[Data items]

##############################

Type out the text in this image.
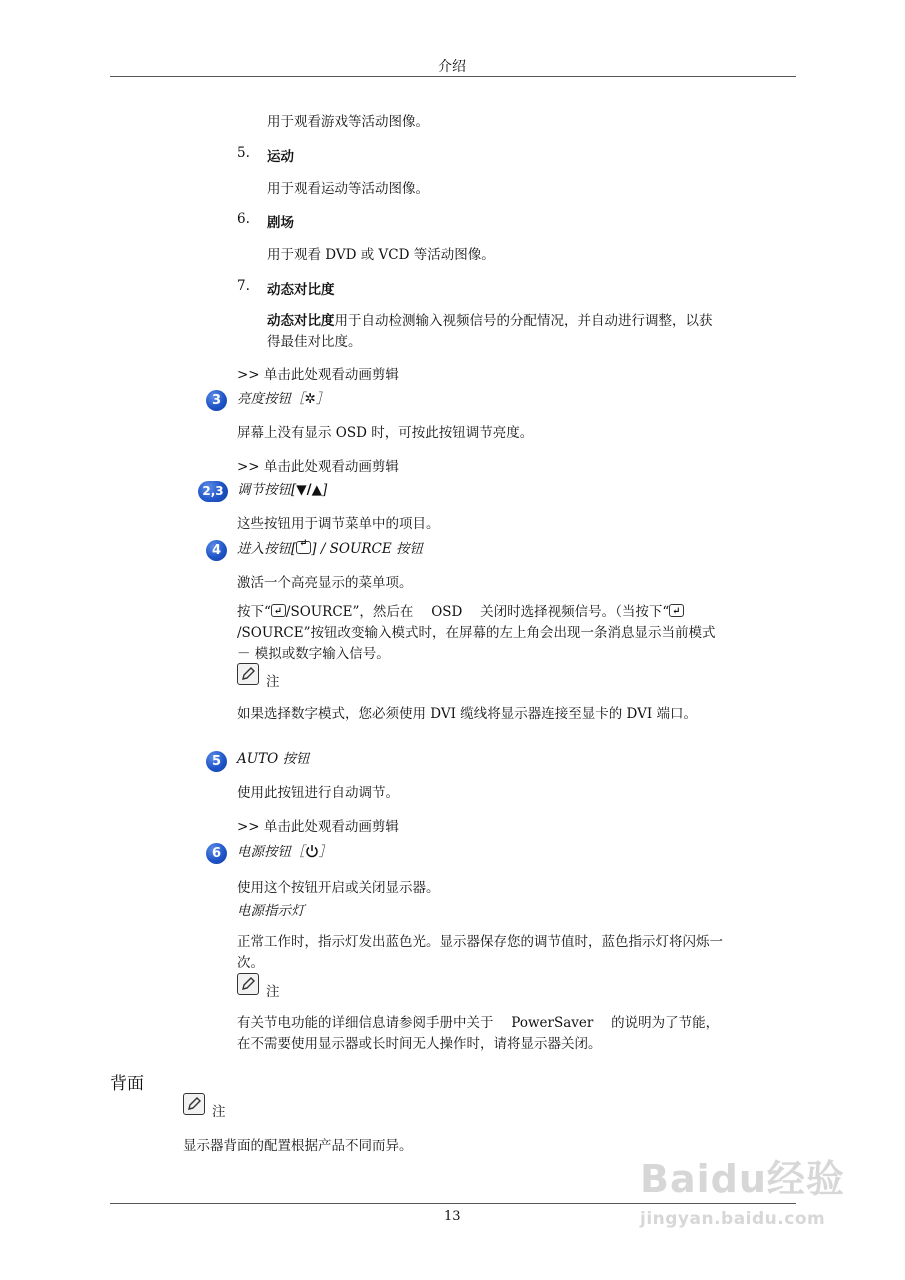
介绍
用于观看游戏等活动图像。
5. 运动
用于观看运动等活动图像。
6. 剧场
用于观看 DVD 或 VCD 等活动图像。
7. 动态对比度
动态对比度用于自动检测输入视频信号的分配情况，并自动进行调整，以获得最佳对比度。
>> 单击此处观看动画剪辑
3	亮度按钮［✲］
屏幕上没有显示 OSD 时，可按此按钮调节亮度。
>> 单击此处观看动画剪辑
2,3 调节按钮[▼/▲]
这些按钮用于调节菜单中的项目。
4	进入按钮[ ↵ ] / SOURCE 按钮
激活一个高亮显示的菜单项。
按下“ ↵ /SOURCE”，然后在　 OSD　 关闭时选择视频信号。（当按下“ ↵
/SOURCE”按钮改变输入模式时，在屏幕的左上角会出现一条消息显示当前模式 － 模拟或数字输入信号。
注
如果选择数字模式，您必须使用 DVI 缆线将显示器连接至显卡的 DVI 端口。
5	AUTO 按钮
使用此按钮进行自动调节。
>> 单击此处观看动画剪辑
6	电源按钮［ ］
使用这个按钮开启或关闭显示器。
电源指示灯
正常工作时，指示灯发出蓝色光。显示器保存您的调节值时，蓝色指示灯将闪烁一次。
注
有关节电功能的详细信息请参阅手册中关于　 PowerSaver　 的说明为了节能，在不需要使用显示器或长时间无人操作时，请将显示器关闭。
背面
注
显示器背面的配置根据产品不同而异。
13
Baidu经验
jingyan.baidu.com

##############################

Identify each line containing the string "SOURCE" and copy it out.

§ **Expected output**
4	进入按钮[ ↵ ] / SOURCE 按钮
按下“ ↵ /SOURCE”，然后在　 OSD　 关闭时选择视频信号。（当按下“ ↵
/SOURCE”按钮改变输入模式时，在屏幕的左上角会出现一条消息显示当前模式 － 模拟或数字输入信号。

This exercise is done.